Dataset excerpts:
* START *
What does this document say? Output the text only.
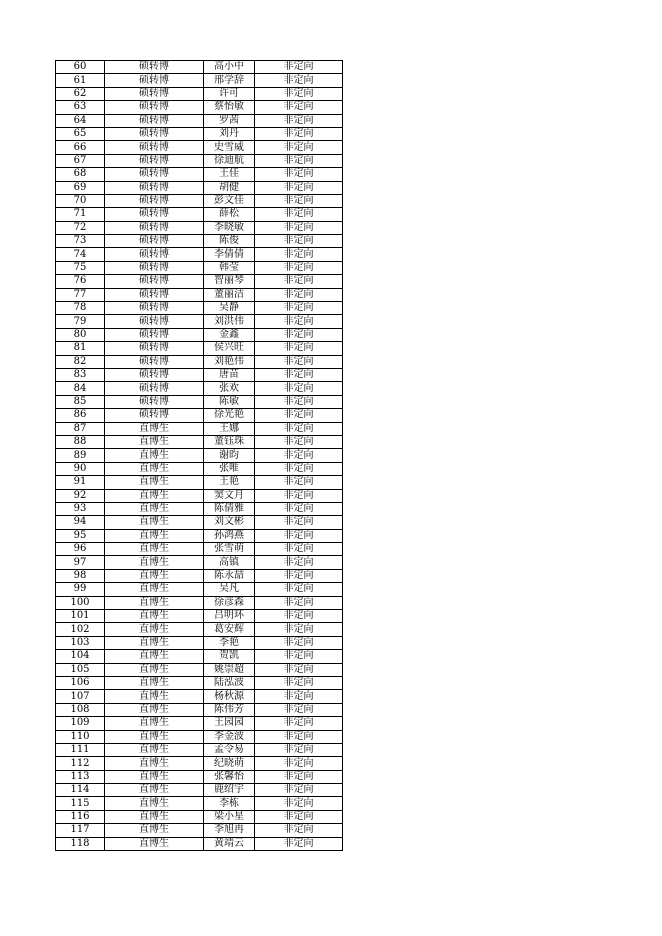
60	硕转博	高小中	非定向
61	硕转博	邢学辞	非定向
62	硕转博	许可	非定向
63	硕转博	蔡怡敏	非定向
64	硕转博	罗茜	非定向
65	硕转博	刘丹	非定向
66	硕转博	史雪威	非定向
67	硕转博	徐迪航	非定向
68	硕转博	王佳	非定向
69	硕转博	胡健	非定向
70	硕转博	彭文佳	非定向
71	硕转博	薛松	非定向
72	硕转博	李晓敏	非定向
73	硕转博	陈俊	非定向
74	硕转博	李倩倩	非定向
75	硕转博	韩莹	非定向
76	硕转博	智丽琴	非定向
77	硕转博	董丽洁	非定向
78	硕转博	吴静	非定向
79	硕转博	刘洪伟	非定向
80	硕转博	金鑫	非定向
81	硕转博	侯兴旺	非定向
82	硕转博	刘艳伟	非定向
83	硕转博	唐苗	非定向
84	硕转博	张欢	非定向
85	硕转博	陈敏	非定向
86	硕转博	徐光艳	非定向
87	直博生	王娜	非定向
88	直博生	董钰珠	非定向
89	直博生	谢昀	非定向
90	直博生	张唯	非定向
91	直博生	王艳	非定向
92	直博生	窦文月	非定向
93	直博生	陈倩雅	非定向
94	直博生	刘文彬	非定向
95	直博生	孙鸿燕	非定向
96	直博生	张雪萌	非定向
97	直博生	高镇	非定向
98	直博生	陈永喆	非定向
99	直博生	吴凡	非定向
100	直博生	徐彦森	非定向
101	直博生	吕明环	非定向
102	直博生	葛安辉	非定向
103	直博生	李艳	非定向
104	直博生	贺凯	非定向
105	直博生	姚崇超	非定向
106	直博生	陆泓波	非定向
107	直博生	杨秋源	非定向
108	直博生	陈伟芳	非定向
109	直博生	王园园	非定向
110	直博生	李金波	非定向
111	直博生	孟令易	非定向
112	直博生	纪晓萌	非定向
113	直博生	张馨怡	非定向
114	直博生	鹿绍宇	非定向
115	直博生	李栋	非定向
116	直博生	梁小星	非定向
117	直博生	李旭冉	非定向
118	直博生	黄靖云	非定向
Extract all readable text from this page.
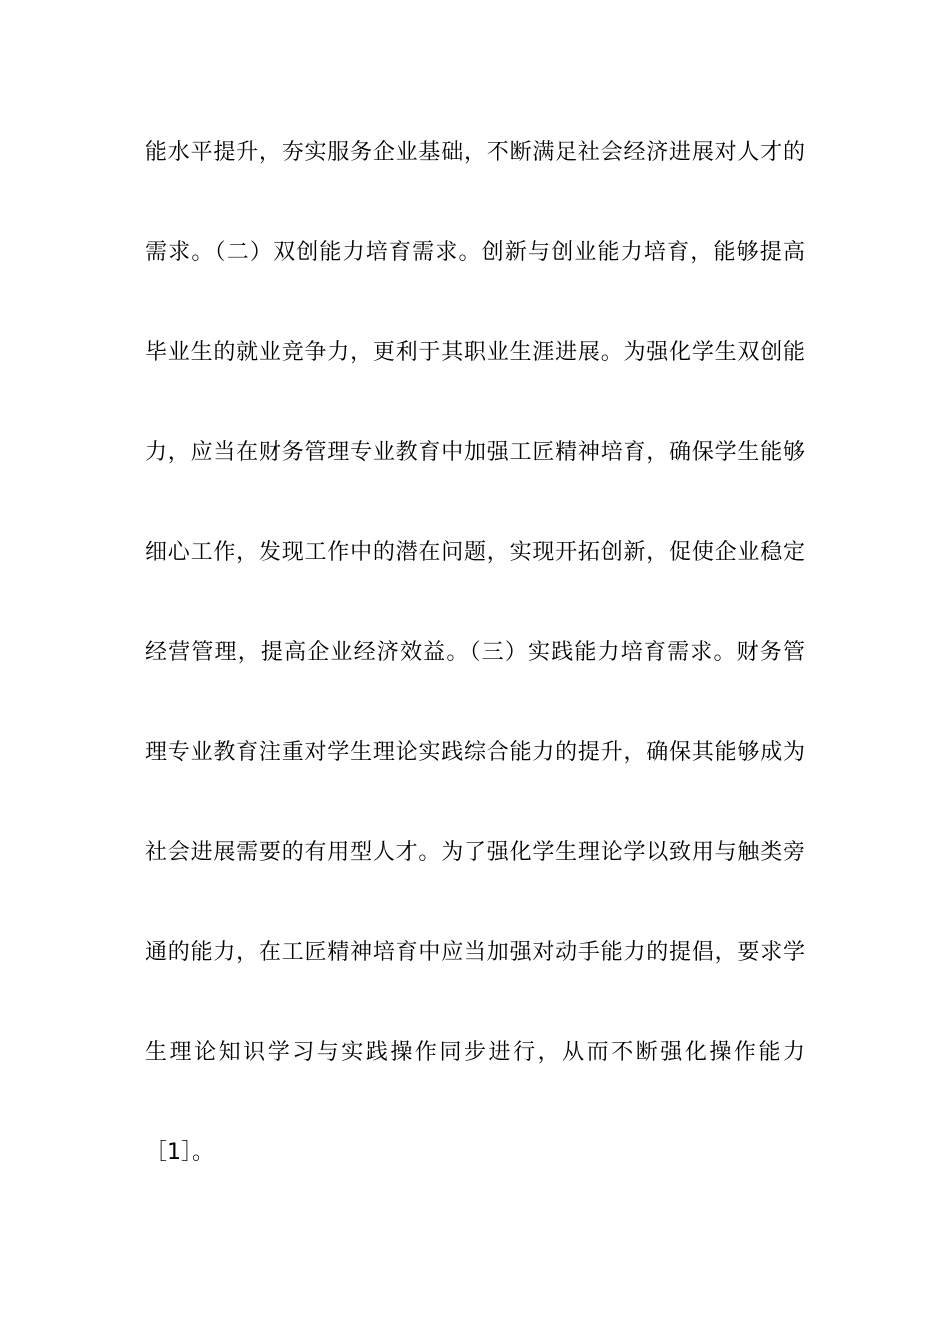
能水平提升，夯实服务企业基础，不断满足社会经济进展对人才的
需求。（二）双创能力培育需求。创新与创业能力培育，能够提高
毕业生的就业竞争力，更利于其职业生涯进展。为强化学生双创能
力，应当在财务管理专业教育中加强工匠精神培育，确保学生能够
细心工作，发现工作中的潜在问题，实现开拓创新，促使企业稳定
经营管理，提高企业经济效益。（三）实践能力培育需求。财务管
理专业教育注重对学生理论实践综合能力的提升，确保其能够成为
社会进展需要的有用型人才。为了强化学生理论学以致用与触类旁
通的能力，在工匠精神培育中应当加强对动手能力的提倡，要求学
生理论知识学习与实践操作同步进行，从而不断强化操作能力
［1］。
* END *
Directions for this task:
Copy out the entries verbatim and leave the images out.

Exercise solution:
What does this document say? Output the text only.
60	硕转博	高小中	非定向
61	硕转博	邢学辞	非定向
62	硕转博	许可	非定向
63	硕转博	蔡怡敏	非定向
64	硕转博	罗茜	非定向
65	硕转博	刘丹	非定向
66	硕转博	史雪威	非定向
67	硕转博	徐迪航	非定向
68	硕转博	王佳	非定向
69	硕转博	胡健	非定向
70	硕转博	彭文佳	非定向
71	硕转博	薛松	非定向
72	硕转博	李晓敏	非定向
73	硕转博	陈俊	非定向
74	硕转博	李倩倩	非定向
75	硕转博	韩莹	非定向
76	硕转博	智丽琴	非定向
77	硕转博	董丽洁	非定向
78	硕转博	吴静	非定向
79	硕转博	刘洪伟	非定向
80	硕转博	金鑫	非定向
81	硕转博	侯兴旺	非定向
82	硕转博	刘艳伟	非定向
83	硕转博	唐苗	非定向
84	硕转博	张欢	非定向
85	硕转博	陈敏	非定向
86	硕转博	徐光艳	非定向
87	直博生	王娜	非定向
88	直博生	董钰珠	非定向
89	直博生	谢昀	非定向
90	直博生	张唯	非定向
91	直博生	王艳	非定向
92	直博生	窦文月	非定向
93	直博生	陈倩雅	非定向
94	直博生	刘文彬	非定向
95	直博生	孙鸿燕	非定向
96	直博生	张雪萌	非定向
97	直博生	高镇	非定向
98	直博生	陈永喆	非定向
99	直博生	吴凡	非定向
100	直博生	徐彦森	非定向
101	直博生	吕明环	非定向
102	直博生	葛安辉	非定向
103	直博生	李艳	非定向
104	直博生	贺凯	非定向
105	直博生	姚崇超	非定向
106	直博生	陆泓波	非定向
107	直博生	杨秋源	非定向
108	直博生	陈伟芳	非定向
109	直博生	王园园	非定向
110	直博生	李金波	非定向
111	直博生	孟令易	非定向
112	直博生	纪晓萌	非定向
113	直博生	张馨怡	非定向
114	直博生	鹿绍宇	非定向
115	直博生	李栋	非定向
116	直博生	梁小星	非定向
117	直博生	李旭冉	非定向
118	直博生	黄靖云	非定向
Extract all readable text from this page.
能水平提升，夯实服务企业基础，不断满足社会经济进展对人才的
需求。（二）双创能力培育需求。创新与创业能力培育，能够提高
毕业生的就业竞争力，更利于其职业生涯进展。为强化学生双创能
力，应当在财务管理专业教育中加强工匠精神培育，确保学生能够
细心工作，发现工作中的潜在问题，实现开拓创新，促使企业稳定
经营管理，提高企业经济效益。（三）实践能力培育需求。财务管
理专业教育注重对学生理论实践综合能力的提升，确保其能够成为
社会进展需要的有用型人才。为了强化学生理论学以致用与触类旁
通的能力，在工匠精神培育中应当加强对动手能力的提倡，要求学
生理论知识学习与实践操作同步进行，从而不断强化操作能力
［1］。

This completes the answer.